* [SUPPLIED RECORDS]

--------------------------------

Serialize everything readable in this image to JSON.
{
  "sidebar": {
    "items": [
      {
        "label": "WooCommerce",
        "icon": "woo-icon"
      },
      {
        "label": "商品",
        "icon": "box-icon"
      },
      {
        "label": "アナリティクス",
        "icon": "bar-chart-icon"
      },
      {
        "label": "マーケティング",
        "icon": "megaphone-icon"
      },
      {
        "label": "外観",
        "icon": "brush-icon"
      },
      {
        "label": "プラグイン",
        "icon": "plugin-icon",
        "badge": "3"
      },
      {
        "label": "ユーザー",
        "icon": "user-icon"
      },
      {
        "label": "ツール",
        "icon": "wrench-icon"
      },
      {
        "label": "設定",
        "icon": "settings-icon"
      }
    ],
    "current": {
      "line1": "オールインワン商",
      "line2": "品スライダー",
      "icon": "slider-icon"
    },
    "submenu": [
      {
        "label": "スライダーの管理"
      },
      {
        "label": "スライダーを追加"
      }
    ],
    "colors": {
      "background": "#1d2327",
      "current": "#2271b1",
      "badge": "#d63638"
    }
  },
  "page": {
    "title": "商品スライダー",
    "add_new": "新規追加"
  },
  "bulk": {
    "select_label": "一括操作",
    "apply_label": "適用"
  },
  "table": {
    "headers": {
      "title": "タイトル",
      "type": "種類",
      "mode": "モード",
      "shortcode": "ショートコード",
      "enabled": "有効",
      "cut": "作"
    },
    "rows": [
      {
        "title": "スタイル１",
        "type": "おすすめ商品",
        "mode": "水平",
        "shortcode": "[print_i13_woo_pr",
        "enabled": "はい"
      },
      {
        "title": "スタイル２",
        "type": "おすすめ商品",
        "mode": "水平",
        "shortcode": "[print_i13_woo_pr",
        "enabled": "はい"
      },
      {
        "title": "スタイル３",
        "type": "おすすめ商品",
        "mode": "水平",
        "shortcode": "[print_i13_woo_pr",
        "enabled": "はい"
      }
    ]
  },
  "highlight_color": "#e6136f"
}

--------------------------------

* [STATED GOAL] Print again each line of the listing above, exactly as it appears.

* [COMPLETE OUTPUT]
Serialize everything readable in this image to JSON.
{
  "sidebar": {
    "items": [
      {
        "label": "WooCommerce",
        "icon": "woo-icon"
      },
      {
        "label": "商品",
        "icon": "box-icon"
      },
      {
        "label": "アナリティクス",
        "icon": "bar-chart-icon"
      },
      {
        "label": "マーケティング",
        "icon": "megaphone-icon"
      },
      {
        "label": "外観",
        "icon": "brush-icon"
      },
      {
        "label": "プラグイン",
        "icon": "plugin-icon",
        "badge": "3"
      },
      {
        "label": "ユーザー",
        "icon": "user-icon"
      },
      {
        "label": "ツール",
        "icon": "wrench-icon"
      },
      {
        "label": "設定",
        "icon": "settings-icon"
      }
    ],
    "current": {
      "line1": "オールインワン商",
      "line2": "品スライダー",
      "icon": "slider-icon"
    },
    "submenu": [
      {
        "label": "スライダーの管理"
      },
      {
        "label": "スライダーを追加"
      }
    ],
    "colors": {
      "background": "#1d2327",
      "current": "#2271b1",
      "badge": "#d63638"
    }
  },
  "page": {
    "title": "商品スライダー",
    "add_new": "新規追加"
  },
  "bulk": {
    "select_label": "一括操作",
    "apply_label": "適用"
  },
  "table": {
    "headers": {
      "title": "タイトル",
      "type": "種類",
      "mode": "モード",
      "shortcode": "ショートコード",
      "enabled": "有効",
      "cut": "作"
    },
    "rows": [
      {
        "title": "スタイル１",
        "type": "おすすめ商品",
        "mode": "水平",
        "shortcode": "[print_i13_woo_pr",
        "enabled": "はい"
      },
      {
        "title": "スタイル２",
        "type": "おすすめ商品",
        "mode": "水平",
        "shortcode": "[print_i13_woo_pr",
        "enabled": "はい"
      },
      {
        "title": "スタイル３",
        "type": "おすすめ商品",
        "mode": "水平",
        "shortcode": "[print_i13_woo_pr",
        "enabled": "はい"
      }
    ]
  },
  "highlight_color": "#e6136f"
}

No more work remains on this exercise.